- _Challenge_: Update the listing lines starting at the one containing "43, 175, 77]" and ending at the one containing "18, 1550, 62]", changing every "move-icon" to "drag-handle-icon" and leaving all else as it is. Return only those lines.
☆ ☆ ☆ ☆ ☆ ☆ ☆
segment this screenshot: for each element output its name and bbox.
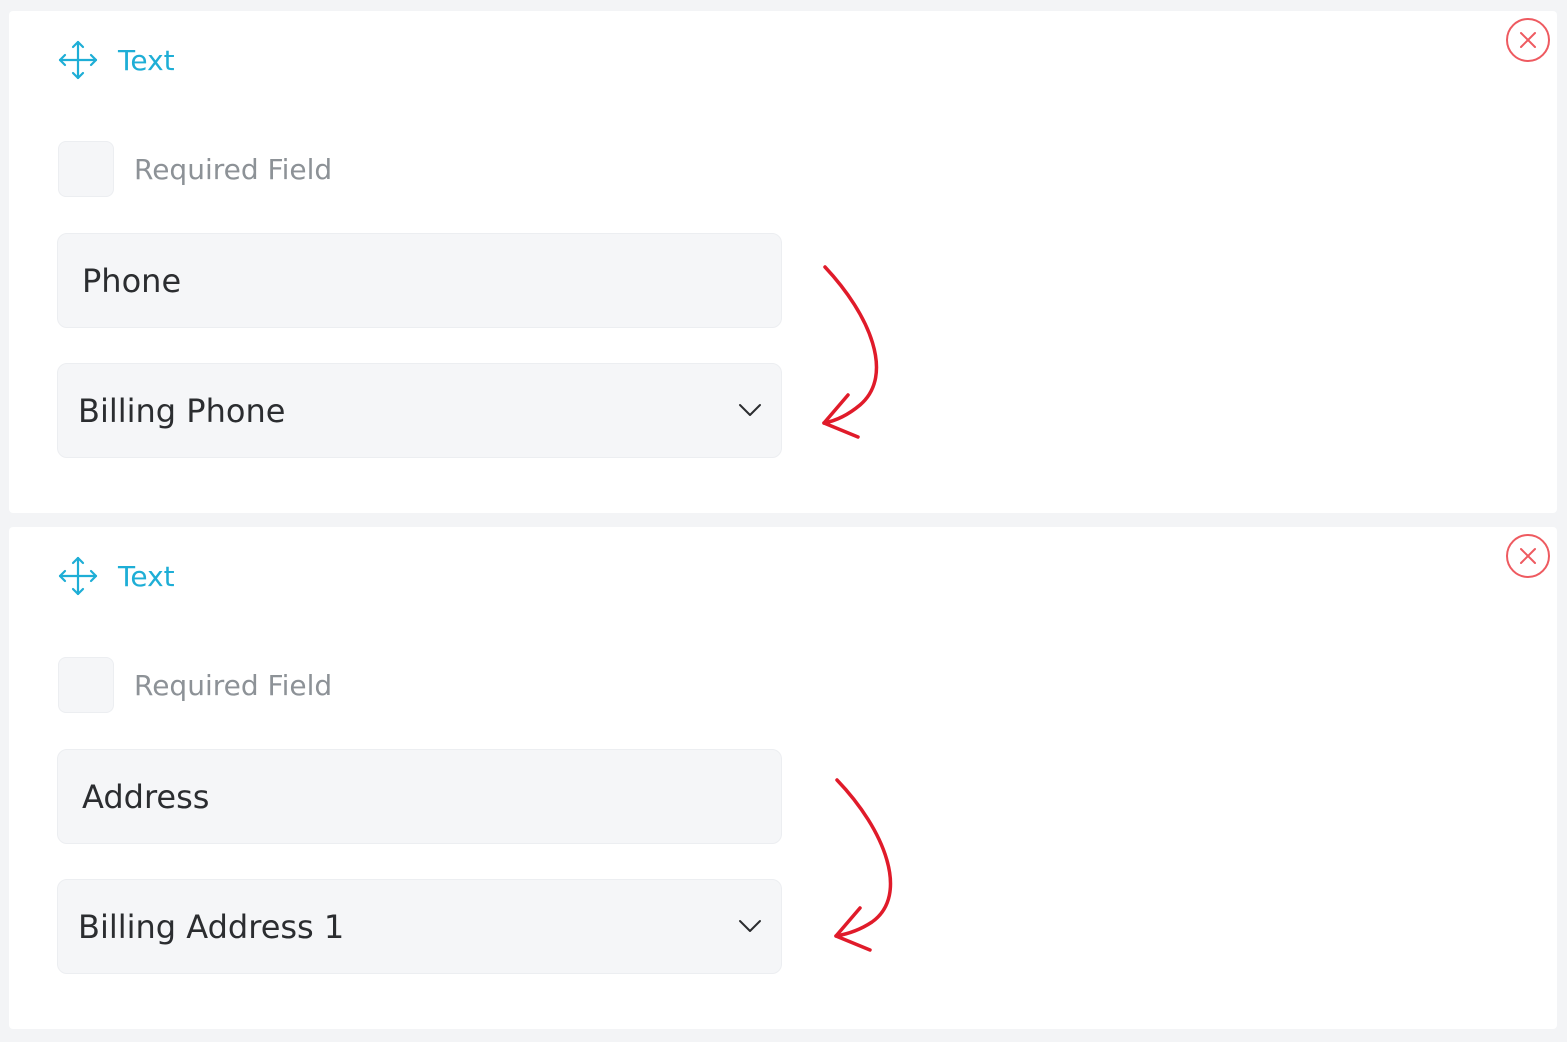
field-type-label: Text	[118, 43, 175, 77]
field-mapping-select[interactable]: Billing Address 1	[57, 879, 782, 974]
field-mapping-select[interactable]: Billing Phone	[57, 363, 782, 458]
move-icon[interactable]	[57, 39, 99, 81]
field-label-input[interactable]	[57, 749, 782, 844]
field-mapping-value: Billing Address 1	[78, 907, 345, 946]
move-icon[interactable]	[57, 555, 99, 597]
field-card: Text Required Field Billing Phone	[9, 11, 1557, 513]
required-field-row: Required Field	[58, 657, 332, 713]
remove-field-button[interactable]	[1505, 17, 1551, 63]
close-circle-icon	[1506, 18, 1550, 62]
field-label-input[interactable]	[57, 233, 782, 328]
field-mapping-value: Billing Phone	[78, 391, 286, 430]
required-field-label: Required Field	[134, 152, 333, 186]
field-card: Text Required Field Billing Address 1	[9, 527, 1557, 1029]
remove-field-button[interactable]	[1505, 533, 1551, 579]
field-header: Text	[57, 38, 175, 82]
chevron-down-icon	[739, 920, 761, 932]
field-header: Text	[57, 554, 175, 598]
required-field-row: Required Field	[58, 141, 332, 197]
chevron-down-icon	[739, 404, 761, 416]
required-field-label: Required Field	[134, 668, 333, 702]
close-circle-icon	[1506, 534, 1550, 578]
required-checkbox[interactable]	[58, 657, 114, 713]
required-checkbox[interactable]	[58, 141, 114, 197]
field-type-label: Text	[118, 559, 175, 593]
☆ ☆ ☆ ☆ ☆ ☆ ☆
- _Solution to the exercise_:
field-type-label: Text	[118, 43, 175, 77]
field-mapping-select[interactable]: Billing Address 1	[57, 879, 782, 974]
field-mapping-select[interactable]: Billing Phone	[57, 363, 782, 458]
drag-handle-icon[interactable]	[57, 39, 99, 81]
field-label-input[interactable]	[57, 749, 782, 844]
field-mapping-value: Billing Address 1	[78, 907, 345, 946]
drag-handle-icon[interactable]	[57, 555, 99, 597]
field-card: Text Required Field Billing Phone	[9, 11, 1557, 513]
required-field-row: Required Field	[58, 657, 332, 713]
remove-field-button[interactable]	[1505, 17, 1551, 63]
close-circle-icon	[1506, 18, 1550, 62]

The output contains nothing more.